*Dataset content*.

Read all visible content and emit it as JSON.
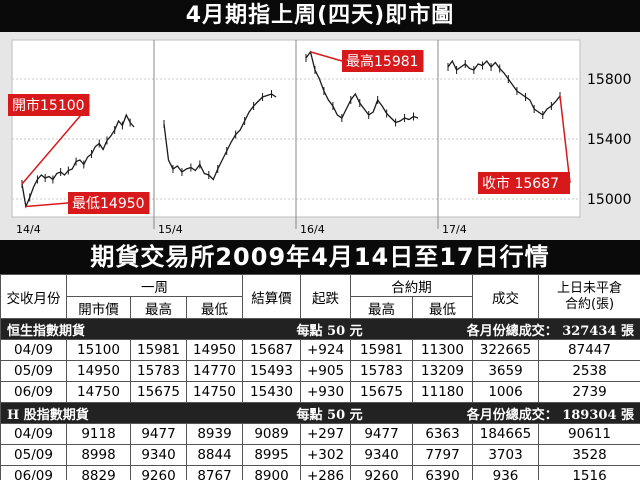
{
  "header": {
    "title": "4月期指上周(四天)即市圖"
  },
  "chart_data": {
    "type": "line",
    "title": "4月期指上周(四天)即市圖",
    "days": [
      "14/4",
      "15/4",
      "16/4",
      "17/4"
    ],
    "y_ticks": [
      15000,
      15400,
      15800
    ],
    "ylim": [
      14880,
      16060
    ],
    "series": [
      {
        "day": "14/4",
        "values": [
          15100,
          14950,
          15010,
          15080,
          15130,
          15160,
          15140,
          15150,
          15130,
          15170,
          15180,
          15160,
          15190,
          15200,
          15250,
          15260,
          15230,
          15280,
          15300,
          15350,
          15370,
          15330,
          15390,
          15420,
          15460,
          15520,
          15490,
          15560,
          15510,
          15480
        ]
      },
      {
        "day": "15/4",
        "values": [
          15500,
          15260,
          15200,
          15220,
          15180,
          15200,
          15210,
          15190,
          15230,
          15170,
          15160,
          15130,
          15200,
          15260,
          15320,
          15380,
          15430,
          15460,
          15520,
          15580,
          15620,
          15650,
          15680,
          15690,
          15700,
          15680
        ]
      },
      {
        "day": "16/4",
        "values": [
          15940,
          15981,
          15860,
          15800,
          15720,
          15660,
          15620,
          15560,
          15540,
          15600,
          15660,
          15700,
          15640,
          15600,
          15560,
          15580,
          15660,
          15620,
          15570,
          15540,
          15510,
          15520,
          15540,
          15530,
          15550,
          15540
        ]
      },
      {
        "day": "17/4",
        "values": [
          15880,
          15920,
          15860,
          15880,
          15900,
          15870,
          15860,
          15900,
          15890,
          15920,
          15880,
          15910,
          15870,
          15840,
          15800,
          15760,
          15720,
          15700,
          15680,
          15660,
          15600,
          15580,
          15560,
          15600,
          15620,
          15650,
          15687
        ]
      }
    ],
    "annotations": [
      {
        "text": "開市15100",
        "value": 15100,
        "day": "14/4"
      },
      {
        "text": "最低14950",
        "value": 14950,
        "day": "14/4"
      },
      {
        "text": "最高15981",
        "value": 15981,
        "day": "16/4"
      },
      {
        "text": "收市 15687",
        "value": 15687,
        "day": "17/4"
      }
    ]
  },
  "table": {
    "title": "期貨交易所2009年4月14日至17日行情",
    "headers": {
      "month": "交收月份",
      "week": "一周",
      "open": "開市價",
      "high": "最高",
      "low": "最低",
      "settle": "結算價",
      "change": "起跌",
      "contract": "合約期",
      "c_high": "最高",
      "c_low": "最低",
      "volume": "成交",
      "oi_line1": "上日未平倉",
      "oi_line2": "合約(張)"
    },
    "sections": [
      {
        "name": "恒生指數期貨",
        "point": "每點 50 元",
        "total_label": "各月份總成交：",
        "total_value": "327434 張",
        "rows": [
          [
            "04/09",
            "15100",
            "15981",
            "14950",
            "15687",
            "+924",
            "15981",
            "11300",
            "322665",
            "87447"
          ],
          [
            "05/09",
            "14950",
            "15783",
            "14770",
            "15493",
            "+905",
            "15783",
            "13209",
            "3659",
            "2538"
          ],
          [
            "06/09",
            "14750",
            "15675",
            "14750",
            "15430",
            "+930",
            "15675",
            "11180",
            "1006",
            "2739"
          ]
        ]
      },
      {
        "name": "H 股指數期貨",
        "point": "每點 50 元",
        "total_label": "各月份總成交：",
        "total_value": "189304 張",
        "rows": [
          [
            "04/09",
            "9118",
            "9477",
            "8939",
            "9089",
            "+297",
            "9477",
            "6363",
            "184665",
            "90611"
          ],
          [
            "05/09",
            "8998",
            "9340",
            "8844",
            "8995",
            "+302",
            "9340",
            "7797",
            "3703",
            "3528"
          ],
          [
            "06/09",
            "8829",
            "9260",
            "8767",
            "8900",
            "+286",
            "9260",
            "6390",
            "936",
            "1516"
          ]
        ]
      }
    ]
  }
}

*Goal*. Retype each entry precisely. Skip images entirely.

*Output below*.
Read all visible content and emit it as JSON.
{
  "header": {
    "title": "4月期指上周(四天)即市圖"
  },
  "chart_data": {
    "type": "line",
    "title": "4月期指上周(四天)即市圖",
    "days": [
      "14/4",
      "15/4",
      "16/4",
      "17/4"
    ],
    "y_ticks": [
      15000,
      15400,
      15800
    ],
    "ylim": [
      14880,
      16060
    ],
    "series": [
      {
        "day": "14/4",
        "values": [
          15100,
          14950,
          15010,
          15080,
          15130,
          15160,
          15140,
          15150,
          15130,
          15170,
          15180,
          15160,
          15190,
          15200,
          15250,
          15260,
          15230,
          15280,
          15300,
          15350,
          15370,
          15330,
          15390,
          15420,
          15460,
          15520,
          15490,
          15560,
          15510,
          15480
        ]
      },
      {
        "day": "15/4",
        "values": [
          15500,
          15260,
          15200,
          15220,
          15180,
          15200,
          15210,
          15190,
          15230,
          15170,
          15160,
          15130,
          15200,
          15260,
          15320,
          15380,
          15430,
          15460,
          15520,
          15580,
          15620,
          15650,
          15680,
          15690,
          15700,
          15680
        ]
      },
      {
        "day": "16/4",
        "values": [
          15940,
          15981,
          15860,
          15800,
          15720,
          15660,
          15620,
          15560,
          15540,
          15600,
          15660,
          15700,
          15640,
          15600,
          15560,
          15580,
          15660,
          15620,
          15570,
          15540,
          15510,
          15520,
          15540,
          15530,
          15550,
          15540
        ]
      },
      {
        "day": "17/4",
        "values": [
          15880,
          15920,
          15860,
          15880,
          15900,
          15870,
          15860,
          15900,
          15890,
          15920,
          15880,
          15910,
          15870,
          15840,
          15800,
          15760,
          15720,
          15700,
          15680,
          15660,
          15600,
          15580,
          15560,
          15600,
          15620,
          15650,
          15687
        ]
      }
    ],
    "annotations": [
      {
        "text": "開市15100",
        "value": 15100,
        "day": "14/4"
      },
      {
        "text": "最低14950",
        "value": 14950,
        "day": "14/4"
      },
      {
        "text": "最高15981",
        "value": 15981,
        "day": "16/4"
      },
      {
        "text": "收市 15687",
        "value": 15687,
        "day": "17/4"
      }
    ]
  },
  "table": {
    "title": "期貨交易所2009年4月14日至17日行情",
    "headers": {
      "month": "交收月份",
      "week": "一周",
      "open": "開市價",
      "high": "最高",
      "low": "最低",
      "settle": "結算價",
      "change": "起跌",
      "contract": "合約期",
      "c_high": "最高",
      "c_low": "最低",
      "volume": "成交",
      "oi_line1": "上日未平倉",
      "oi_line2": "合約(張)"
    },
    "sections": [
      {
        "name": "恒生指數期貨",
        "point": "每點 50 元",
        "total_label": "各月份總成交：",
        "total_value": "327434 張",
        "rows": [
          [
            "04/09",
            "15100",
            "15981",
            "14950",
            "15687",
            "+924",
            "15981",
            "11300",
            "322665",
            "87447"
          ],
          [
            "05/09",
            "14950",
            "15783",
            "14770",
            "15493",
            "+905",
            "15783",
            "13209",
            "3659",
            "2538"
          ],
          [
            "06/09",
            "14750",
            "15675",
            "14750",
            "15430",
            "+930",
            "15675",
            "11180",
            "1006",
            "2739"
          ]
        ]
      },
      {
        "name": "H 股指數期貨",
        "point": "每點 50 元",
        "total_label": "各月份總成交：",
        "total_value": "189304 張",
        "rows": [
          [
            "04/09",
            "9118",
            "9477",
            "8939",
            "9089",
            "+297",
            "9477",
            "6363",
            "184665",
            "90611"
          ],
          [
            "05/09",
            "8998",
            "9340",
            "8844",
            "8995",
            "+302",
            "9340",
            "7797",
            "3703",
            "3528"
          ],
          [
            "06/09",
            "8829",
            "9260",
            "8767",
            "8900",
            "+286",
            "9260",
            "6390",
            "936",
            "1516"
          ]
        ]
      }
    ]
  }
}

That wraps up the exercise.